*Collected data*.
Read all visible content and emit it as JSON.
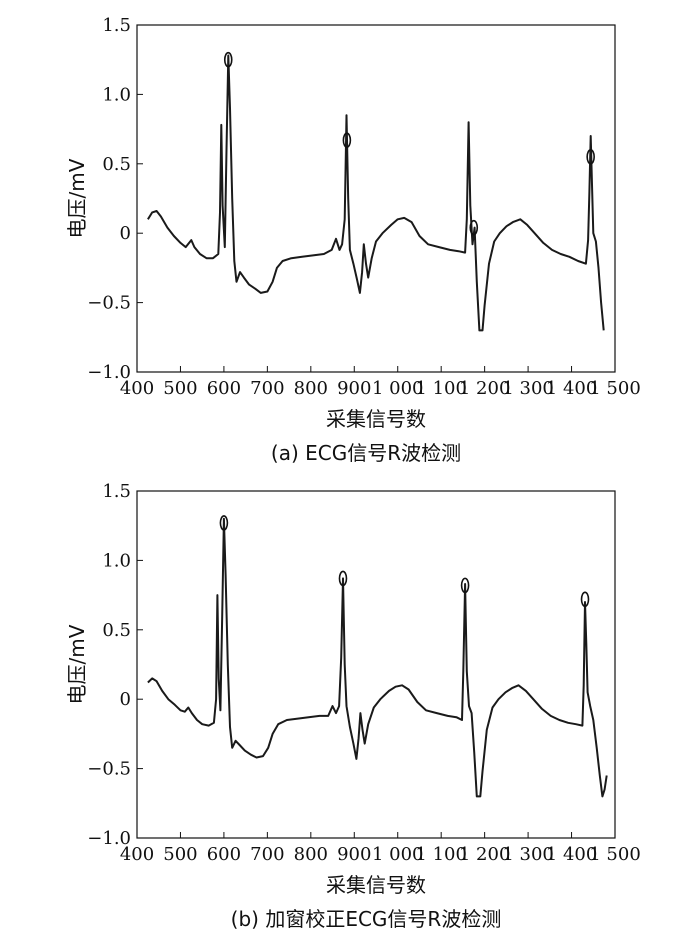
{
  "chart_data": [
    {
      "type": "line",
      "caption": "(a) ECG信号R波检测",
      "xlabel": "采集信号数",
      "ylabel": "电压/mV",
      "xlim": [
        400,
        1500
      ],
      "ylim": [
        -1.0,
        1.5
      ],
      "x_ticks": [
        400,
        500,
        600,
        700,
        800,
        900,
        1000,
        1100,
        1200,
        1300,
        1400,
        1500
      ],
      "x_tick_labels": [
        "400",
        "500",
        "600",
        "700",
        "800",
        "900",
        "1 000",
        "1 100",
        "1 200",
        "1 300",
        "1 400",
        "1 500"
      ],
      "y_ticks": [
        1.5,
        1.0,
        0.5,
        0,
        -0.5,
        -1.0
      ],
      "y_tick_labels": [
        "1.5",
        "1.0",
        "0.5",
        "0",
        "−0.5",
        "−1.0"
      ],
      "grid": false,
      "series": [
        {
          "points": [
            [
              425,
              0.1
            ],
            [
              435,
              0.15
            ],
            [
              445,
              0.16
            ],
            [
              455,
              0.12
            ],
            [
              470,
              0.04
            ],
            [
              485,
              -0.02
            ],
            [
              500,
              -0.07
            ],
            [
              512,
              -0.1
            ],
            [
              525,
              -0.05
            ],
            [
              532,
              -0.1
            ],
            [
              545,
              -0.15
            ],
            [
              560,
              -0.18
            ],
            [
              575,
              -0.18
            ],
            [
              587,
              -0.15
            ],
            [
              591,
              0.15
            ],
            [
              594,
              0.78
            ],
            [
              597,
              0.2
            ],
            [
              602,
              -0.1
            ],
            [
              606,
              0.6
            ],
            [
              610,
              1.28
            ],
            [
              614,
              0.9
            ],
            [
              619,
              0.25
            ],
            [
              624,
              -0.2
            ],
            [
              629,
              -0.35
            ],
            [
              637,
              -0.28
            ],
            [
              646,
              -0.32
            ],
            [
              658,
              -0.37
            ],
            [
              672,
              -0.4
            ],
            [
              685,
              -0.43
            ],
            [
              700,
              -0.42
            ],
            [
              712,
              -0.35
            ],
            [
              722,
              -0.25
            ],
            [
              735,
              -0.2
            ],
            [
              755,
              -0.18
            ],
            [
              780,
              -0.17
            ],
            [
              805,
              -0.16
            ],
            [
              830,
              -0.15
            ],
            [
              848,
              -0.12
            ],
            [
              858,
              -0.04
            ],
            [
              866,
              -0.12
            ],
            [
              872,
              -0.08
            ],
            [
              878,
              0.1
            ],
            [
              882,
              0.85
            ],
            [
              886,
              0.25
            ],
            [
              890,
              -0.12
            ],
            [
              898,
              -0.22
            ],
            [
              906,
              -0.33
            ],
            [
              913,
              -0.43
            ],
            [
              918,
              -0.28
            ],
            [
              922,
              -0.08
            ],
            [
              927,
              -0.22
            ],
            [
              932,
              -0.32
            ],
            [
              940,
              -0.18
            ],
            [
              950,
              -0.06
            ],
            [
              965,
              0.0
            ],
            [
              985,
              0.06
            ],
            [
              1000,
              0.1
            ],
            [
              1015,
              0.11
            ],
            [
              1032,
              0.08
            ],
            [
              1050,
              -0.02
            ],
            [
              1070,
              -0.08
            ],
            [
              1095,
              -0.1
            ],
            [
              1120,
              -0.12
            ],
            [
              1140,
              -0.13
            ],
            [
              1155,
              -0.14
            ],
            [
              1159,
              0.1
            ],
            [
              1163,
              0.8
            ],
            [
              1167,
              0.2
            ],
            [
              1172,
              -0.08
            ],
            [
              1177,
              0.04
            ],
            [
              1182,
              -0.35
            ],
            [
              1188,
              -0.7
            ],
            [
              1195,
              -0.7
            ],
            [
              1200,
              -0.52
            ],
            [
              1210,
              -0.22
            ],
            [
              1222,
              -0.06
            ],
            [
              1235,
              0.0
            ],
            [
              1250,
              0.05
            ],
            [
              1265,
              0.08
            ],
            [
              1282,
              0.1
            ],
            [
              1298,
              0.06
            ],
            [
              1315,
              0.0
            ],
            [
              1335,
              -0.07
            ],
            [
              1355,
              -0.12
            ],
            [
              1375,
              -0.15
            ],
            [
              1395,
              -0.17
            ],
            [
              1415,
              -0.2
            ],
            [
              1433,
              -0.22
            ],
            [
              1438,
              -0.05
            ],
            [
              1441,
              0.3
            ],
            [
              1444,
              0.7
            ],
            [
              1447,
              0.35
            ],
            [
              1450,
              0.0
            ],
            [
              1456,
              -0.06
            ],
            [
              1462,
              -0.25
            ],
            [
              1468,
              -0.5
            ],
            [
              1474,
              -0.7
            ]
          ]
        }
      ],
      "markers": [
        [
          610,
          1.25
        ],
        [
          883,
          0.67
        ],
        [
          1175,
          0.04
        ],
        [
          1444,
          0.55
        ]
      ]
    },
    {
      "type": "line",
      "caption": "(b) 加窗校正ECG信号R波检测",
      "xlabel": "采集信号数",
      "ylabel": "电压/mV",
      "xlim": [
        400,
        1500
      ],
      "ylim": [
        -1.0,
        1.5
      ],
      "x_ticks": [
        400,
        500,
        600,
        700,
        800,
        900,
        1000,
        1100,
        1200,
        1300,
        1400,
        1500
      ],
      "x_tick_labels": [
        "400",
        "500",
        "600",
        "700",
        "800",
        "900",
        "1 000",
        "1 100",
        "1 200",
        "1 300",
        "1 400",
        "1 500"
      ],
      "y_ticks": [
        1.5,
        1.0,
        0.5,
        0,
        -0.5,
        -1.0
      ],
      "y_tick_labels": [
        "1.5",
        "1.0",
        "0.5",
        "0",
        "−0.5",
        "−1.0"
      ],
      "grid": false,
      "series": [
        {
          "points": [
            [
              425,
              0.12
            ],
            [
              435,
              0.15
            ],
            [
              445,
              0.13
            ],
            [
              458,
              0.06
            ],
            [
              472,
              0.0
            ],
            [
              487,
              -0.04
            ],
            [
              500,
              -0.08
            ],
            [
              510,
              -0.09
            ],
            [
              518,
              -0.06
            ],
            [
              526,
              -0.1
            ],
            [
              538,
              -0.15
            ],
            [
              550,
              -0.18
            ],
            [
              565,
              -0.19
            ],
            [
              577,
              -0.17
            ],
            [
              582,
              0.0
            ],
            [
              585,
              0.75
            ],
            [
              588,
              0.15
            ],
            [
              592,
              -0.08
            ],
            [
              596,
              0.6
            ],
            [
              600,
              1.3
            ],
            [
              604,
              0.9
            ],
            [
              609,
              0.25
            ],
            [
              614,
              -0.2
            ],
            [
              619,
              -0.35
            ],
            [
              627,
              -0.3
            ],
            [
              636,
              -0.33
            ],
            [
              648,
              -0.37
            ],
            [
              662,
              -0.4
            ],
            [
              675,
              -0.42
            ],
            [
              690,
              -0.41
            ],
            [
              702,
              -0.35
            ],
            [
              712,
              -0.25
            ],
            [
              725,
              -0.18
            ],
            [
              745,
              -0.15
            ],
            [
              770,
              -0.14
            ],
            [
              795,
              -0.13
            ],
            [
              820,
              -0.12
            ],
            [
              840,
              -0.12
            ],
            [
              850,
              -0.05
            ],
            [
              858,
              -0.1
            ],
            [
              865,
              -0.05
            ],
            [
              870,
              0.3
            ],
            [
              874,
              0.87
            ],
            [
              878,
              0.25
            ],
            [
              882,
              -0.05
            ],
            [
              890,
              -0.2
            ],
            [
              898,
              -0.32
            ],
            [
              905,
              -0.43
            ],
            [
              910,
              -0.28
            ],
            [
              914,
              -0.1
            ],
            [
              919,
              -0.22
            ],
            [
              924,
              -0.32
            ],
            [
              932,
              -0.18
            ],
            [
              945,
              -0.06
            ],
            [
              960,
              0.0
            ],
            [
              980,
              0.06
            ],
            [
              995,
              0.09
            ],
            [
              1010,
              0.1
            ],
            [
              1025,
              0.07
            ],
            [
              1045,
              -0.02
            ],
            [
              1065,
              -0.08
            ],
            [
              1090,
              -0.1
            ],
            [
              1115,
              -0.12
            ],
            [
              1135,
              -0.13
            ],
            [
              1148,
              -0.15
            ],
            [
              1151,
              0.2
            ],
            [
              1155,
              0.83
            ],
            [
              1159,
              0.2
            ],
            [
              1164,
              -0.05
            ],
            [
              1170,
              -0.1
            ],
            [
              1176,
              -0.38
            ],
            [
              1182,
              -0.7
            ],
            [
              1190,
              -0.7
            ],
            [
              1195,
              -0.52
            ],
            [
              1205,
              -0.22
            ],
            [
              1218,
              -0.06
            ],
            [
              1232,
              0.0
            ],
            [
              1248,
              0.05
            ],
            [
              1263,
              0.08
            ],
            [
              1278,
              0.1
            ],
            [
              1295,
              0.06
            ],
            [
              1312,
              0.0
            ],
            [
              1332,
              -0.07
            ],
            [
              1352,
              -0.12
            ],
            [
              1372,
              -0.15
            ],
            [
              1392,
              -0.17
            ],
            [
              1410,
              -0.18
            ],
            [
              1425,
              -0.19
            ],
            [
              1428,
              0.1
            ],
            [
              1431,
              0.7
            ],
            [
              1434,
              0.4
            ],
            [
              1437,
              0.05
            ],
            [
              1443,
              -0.05
            ],
            [
              1450,
              -0.15
            ],
            [
              1458,
              -0.35
            ],
            [
              1465,
              -0.55
            ],
            [
              1471,
              -0.7
            ],
            [
              1476,
              -0.65
            ],
            [
              1481,
              -0.55
            ]
          ]
        }
      ],
      "markers": [
        [
          600,
          1.27
        ],
        [
          874,
          0.87
        ],
        [
          1155,
          0.82
        ],
        [
          1431,
          0.72
        ]
      ]
    }
  ]
}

*Problem statement*.
Copy every line above that includes the string "caption".

*Answer to this problem*.
      "caption": "(a) ECG信号R波检测",
      "caption": "(b) 加窗校正ECG信号R波检测",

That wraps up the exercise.